Source material:

------

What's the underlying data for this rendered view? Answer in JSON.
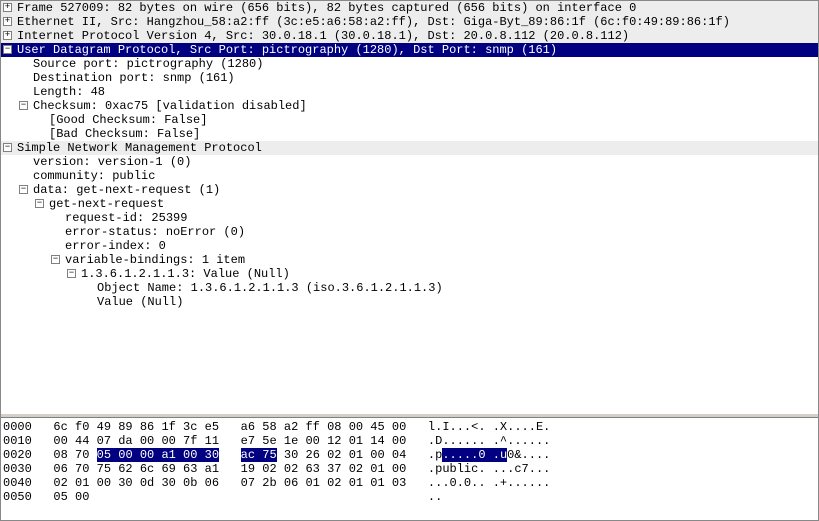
{
  "tree": {
    "r0": "Frame 527009: 82 bytes on wire (656 bits), 82 bytes captured (656 bits) on interface 0",
    "r1": "Ethernet II, Src: Hangzhou_58:a2:ff (3c:e5:a6:58:a2:ff), Dst: Giga-Byt_89:86:1f (6c:f0:49:89:86:1f)",
    "r2": "Internet Protocol Version 4, Src: 30.0.18.1 (30.0.18.1), Dst: 20.0.8.112 (20.0.8.112)",
    "r3": "User Datagram Protocol, Src Port: pictrography (1280), Dst Port: snmp (161)",
    "r4": "Source port: pictrography (1280)",
    "r5": "Destination port: snmp (161)",
    "r6": "Length: 48",
    "r7": "Checksum: 0xac75 [validation disabled]",
    "r8": "[Good Checksum: False]",
    "r9": "[Bad Checksum: False]",
    "r10": "Simple Network Management Protocol",
    "r11": "version: version-1 (0)",
    "r12": "community: public",
    "r13": "data: get-next-request (1)",
    "r14": "get-next-request",
    "r15": "request-id: 25399",
    "r16": "error-status: noError (0)",
    "r17": "error-index: 0",
    "r18": "variable-bindings: 1 item",
    "r19": "1.3.6.1.2.1.1.3: Value (Null)",
    "r20": "Object Name: 1.3.6.1.2.1.1.3 (iso.3.6.1.2.1.1.3)",
    "r21": "Value (Null)"
  },
  "hex": {
    "row0": {
      "off": "0000",
      "b1": "6c f0 49 89 86 1f 3c e5",
      "b2": "a6 58 a2 ff 08 00 45 00",
      "asc": "l.I...<. .X....E."
    },
    "row1": {
      "off": "0010",
      "b1": "00 44 07 da 00 00 7f 11",
      "b2": "e7 5e 1e 00 12 01 14 00",
      "asc": ".D...... .^......"
    },
    "row2": {
      "off": "0020",
      "b1a": "08 70 ",
      "b1h": "05 00 00 a1 00 30",
      "b2h": "ac 75",
      "b2b": " 30 26 02 01 00 04",
      "asca": ".p",
      "asch1": ".....0 .u",
      "ascb": "0&....",
      "asc": ""
    },
    "row3": {
      "off": "0030",
      "b1": "06 70 75 62 6c 69 63 a1",
      "b2": "19 02 02 63 37 02 01 00",
      "asc": ".public. ...c7..."
    },
    "row4": {
      "off": "0040",
      "b1": "02 01 00 30 0d 30 0b 06",
      "b2": "07 2b 06 01 02 01 01 03",
      "asc": "...0.0.. .+......"
    },
    "row5": {
      "off": "0050",
      "b1": "05 00",
      "b2": "",
      "asc": ".."
    }
  }
}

------

Exercise requirements:
Copy the records exactly as they appear, excluding images.

Correct output:
What's the underlying data for this rendered view? Answer in JSON.
{
  "tree": {
    "r0": "Frame 527009: 82 bytes on wire (656 bits), 82 bytes captured (656 bits) on interface 0",
    "r1": "Ethernet II, Src: Hangzhou_58:a2:ff (3c:e5:a6:58:a2:ff), Dst: Giga-Byt_89:86:1f (6c:f0:49:89:86:1f)",
    "r2": "Internet Protocol Version 4, Src: 30.0.18.1 (30.0.18.1), Dst: 20.0.8.112 (20.0.8.112)",
    "r3": "User Datagram Protocol, Src Port: pictrography (1280), Dst Port: snmp (161)",
    "r4": "Source port: pictrography (1280)",
    "r5": "Destination port: snmp (161)",
    "r6": "Length: 48",
    "r7": "Checksum: 0xac75 [validation disabled]",
    "r8": "[Good Checksum: False]",
    "r9": "[Bad Checksum: False]",
    "r10": "Simple Network Management Protocol",
    "r11": "version: version-1 (0)",
    "r12": "community: public",
    "r13": "data: get-next-request (1)",
    "r14": "get-next-request",
    "r15": "request-id: 25399",
    "r16": "error-status: noError (0)",
    "r17": "error-index: 0",
    "r18": "variable-bindings: 1 item",
    "r19": "1.3.6.1.2.1.1.3: Value (Null)",
    "r20": "Object Name: 1.3.6.1.2.1.1.3 (iso.3.6.1.2.1.1.3)",
    "r21": "Value (Null)"
  },
  "hex": {
    "row0": {
      "off": "0000",
      "b1": "6c f0 49 89 86 1f 3c e5",
      "b2": "a6 58 a2 ff 08 00 45 00",
      "asc": "l.I...<. .X....E."
    },
    "row1": {
      "off": "0010",
      "b1": "00 44 07 da 00 00 7f 11",
      "b2": "e7 5e 1e 00 12 01 14 00",
      "asc": ".D...... .^......"
    },
    "row2": {
      "off": "0020",
      "b1a": "08 70 ",
      "b1h": "05 00 00 a1 00 30",
      "b2h": "ac 75",
      "b2b": " 30 26 02 01 00 04",
      "asca": ".p",
      "asch1": ".....0 .u",
      "ascb": "0&....",
      "asc": ""
    },
    "row3": {
      "off": "0030",
      "b1": "06 70 75 62 6c 69 63 a1",
      "b2": "19 02 02 63 37 02 01 00",
      "asc": ".public. ...c7..."
    },
    "row4": {
      "off": "0040",
      "b1": "02 01 00 30 0d 30 0b 06",
      "b2": "07 2b 06 01 02 01 01 03",
      "asc": "...0.0.. .+......"
    },
    "row5": {
      "off": "0050",
      "b1": "05 00",
      "b2": "",
      "asc": ".."
    }
  }
}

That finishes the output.